Set task:
Quote every line as written. Omit pictures.

Extracted records:
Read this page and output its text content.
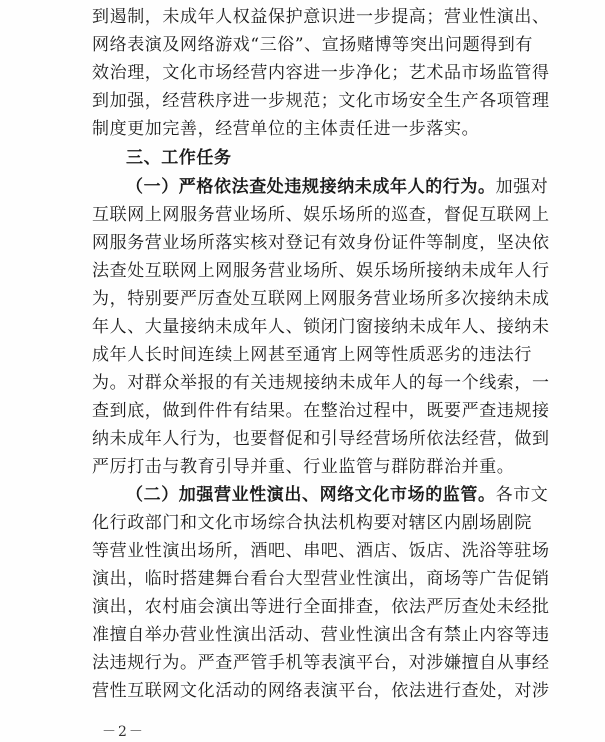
到遏制，未成年人权益保护意识进一步提高；营业性演出、
网络表演及网络游戏“三俗”、宣扬赌博等突出问题得到有
效治理，文化市场经营内容进一步净化；艺术品市场监管得
到加强，经营秩序进一步规范；文化市场安全生产各项管理
制度更加完善，经营单位的主体责任进一步落实。
三、工作任务
（一）严格依法查处违规接纳未成年人的行为。加强对
互联网上网服务营业场所、娱乐场所的巡查，督促互联网上
网服务营业场所落实核对登记有效身份证件等制度，坚决依
法查处互联网上网服务营业场所、娱乐场所接纳未成年人行
为，特别要严厉查处互联网上网服务营业场所多次接纳未成
年人、大量接纳未成年人、锁闭门窗接纳未成年人、接纳未
成年人长时间连续上网甚至通宵上网等性质恶劣的违法行
为。对群众举报的有关违规接纳未成年人的每一个线索，一
查到底，做到件件有结果。在整治过程中，既要严查违规接
纳未成年人行为，也要督促和引导经营场所依法经营，做到
严厉打击与教育引导并重、行业监管与群防群治并重。
（二）加强营业性演出、网络文化市场的监管。各市文
化行政部门和文化市场综合执法机构要对辖区内剧场剧院
等营业性演出场所，酒吧、串吧、酒店、饭店、洗浴等驻场
演出，临时搭建舞台看台大型营业性演出，商场等广告促销
演出，农村庙会演出等进行全面排查，依法严厉查处未经批
准擅自举办营业性演出活动、营业性演出含有禁止内容等违
法违规行为。严查严管手机等表演平台，对涉嫌擅自从事经
营性互联网文化活动的网络表演平台，依法进行查处，对涉
－2－
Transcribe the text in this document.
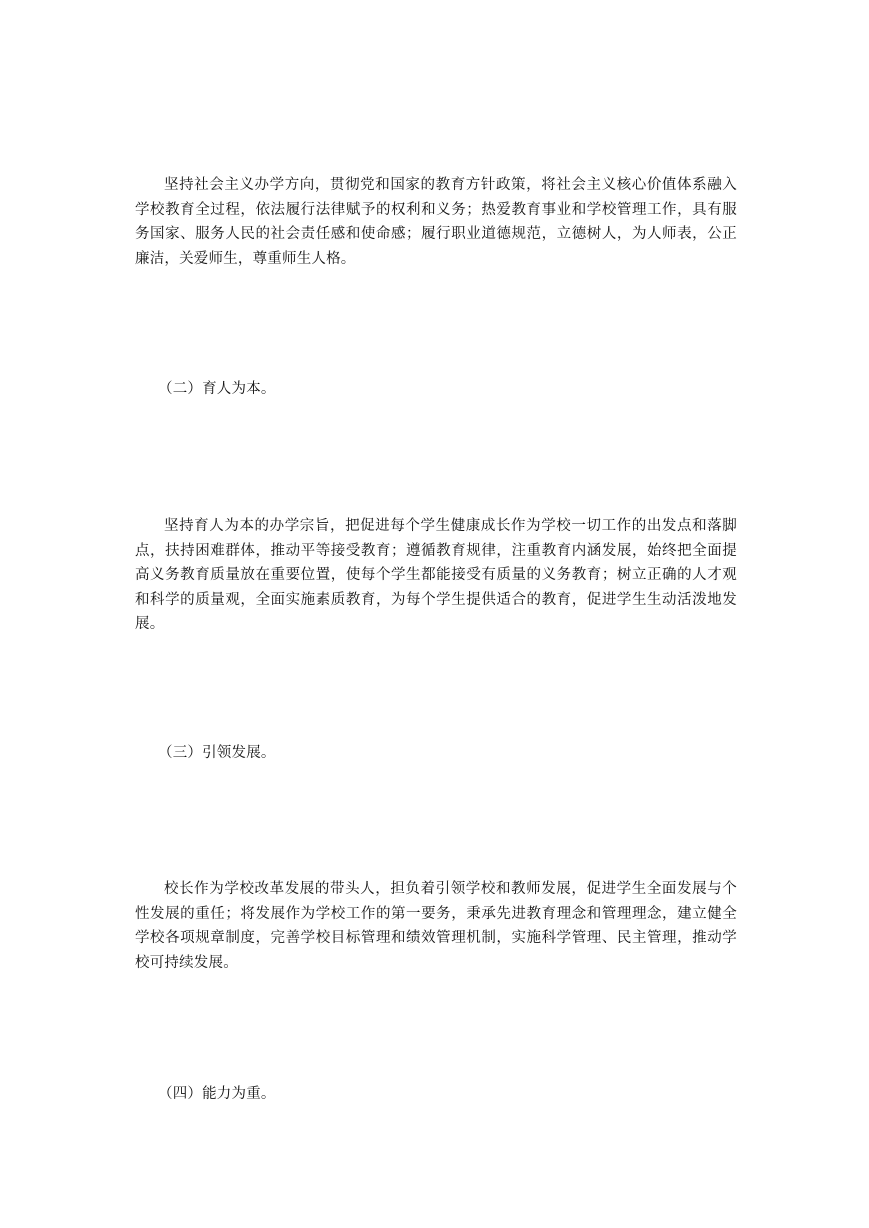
坚持社会主义办学方向，贯彻党和国家的教育方针政策，将社会主义核心价值体系融入学校教育全过程，依法履行法律赋予的权利和义务；热爱教育事业和学校管理工作，具有服务国家、服务人民的社会责任感和使命感；履行职业道德规范，立德树人，为人师表，公正廉洁，关爱师生，尊重师生人格。

（二）育人为本。

坚持育人为本的办学宗旨，把促进每个学生健康成长作为学校一切工作的出发点和落脚点，扶持困难群体，推动平等接受教育；遵循教育规律，注重教育内涵发展，始终把全面提高义务教育质量放在重要位置，使每个学生都能接受有质量的义务教育；树立正确的人才观和科学的质量观，全面实施素质教育，为每个学生提供适合的教育，促进学生生动活泼地发展。

（三）引领发展。

校长作为学校改革发展的带头人，担负着引领学校和教师发展，促进学生全面发展与个性发展的重任；将发展作为学校工作的第一要务，秉承先进教育理念和管理理念，建立健全学校各项规章制度，完善学校目标管理和绩效管理机制，实施科学管理、民主管理，推动学校可持续发展。

（四）能力为重。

Exercise response:
Read this page and output its text content.
到遏制，未成年人权益保护意识进一步提高；营业性演出、
网络表演及网络游戏“三俗”、宣扬赌博等突出问题得到有
效治理，文化市场经营内容进一步净化；艺术品市场监管得
到加强，经营秩序进一步规范；文化市场安全生产各项管理
制度更加完善，经营单位的主体责任进一步落实。
三、工作任务
（一）严格依法查处违规接纳未成年人的行为。加强对
互联网上网服务营业场所、娱乐场所的巡查，督促互联网上
网服务营业场所落实核对登记有效身份证件等制度，坚决依
法查处互联网上网服务营业场所、娱乐场所接纳未成年人行
为，特别要严厉查处互联网上网服务营业场所多次接纳未成
年人、大量接纳未成年人、锁闭门窗接纳未成年人、接纳未
成年人长时间连续上网甚至通宵上网等性质恶劣的违法行
为。对群众举报的有关违规接纳未成年人的每一个线索，一
查到底，做到件件有结果。在整治过程中，既要严查违规接
纳未成年人行为，也要督促和引导经营场所依法经营，做到
严厉打击与教育引导并重、行业监管与群防群治并重。
（二）加强营业性演出、网络文化市场的监管。各市文
化行政部门和文化市场综合执法机构要对辖区内剧场剧院
等营业性演出场所，酒吧、串吧、酒店、饭店、洗浴等驻场
演出，临时搭建舞台看台大型营业性演出，商场等广告促销
演出，农村庙会演出等进行全面排查，依法严厉查处未经批
准擅自举办营业性演出活动、营业性演出含有禁止内容等违
法违规行为。严查严管手机等表演平台，对涉嫌擅自从事经
营性互联网文化活动的网络表演平台，依法进行查处，对涉
－2－
Transcribe the text in this document.
坚持社会主义办学方向，贯彻党和国家的教育方针政策，将社会主义核心价值体系融入学校教育全过程，依法履行法律赋予的权利和义务；热爱教育事业和学校管理工作，具有服务国家、服务人民的社会责任感和使命感；履行职业道德规范，立德树人，为人师表，公正廉洁，关爱师生，尊重师生人格。

（二）育人为本。

坚持育人为本的办学宗旨，把促进每个学生健康成长作为学校一切工作的出发点和落脚点，扶持困难群体，推动平等接受教育；遵循教育规律，注重教育内涵发展，始终把全面提高义务教育质量放在重要位置，使每个学生都能接受有质量的义务教育；树立正确的人才观和科学的质量观，全面实施素质教育，为每个学生提供适合的教育，促进学生生动活泼地发展。

（三）引领发展。

校长作为学校改革发展的带头人，担负着引领学校和教师发展，促进学生全面发展与个性发展的重任；将发展作为学校工作的第一要务，秉承先进教育理念和管理理念，建立健全学校各项规章制度，完善学校目标管理和绩效管理机制，实施科学管理、民主管理，推动学校可持续发展。

（四）能力为重。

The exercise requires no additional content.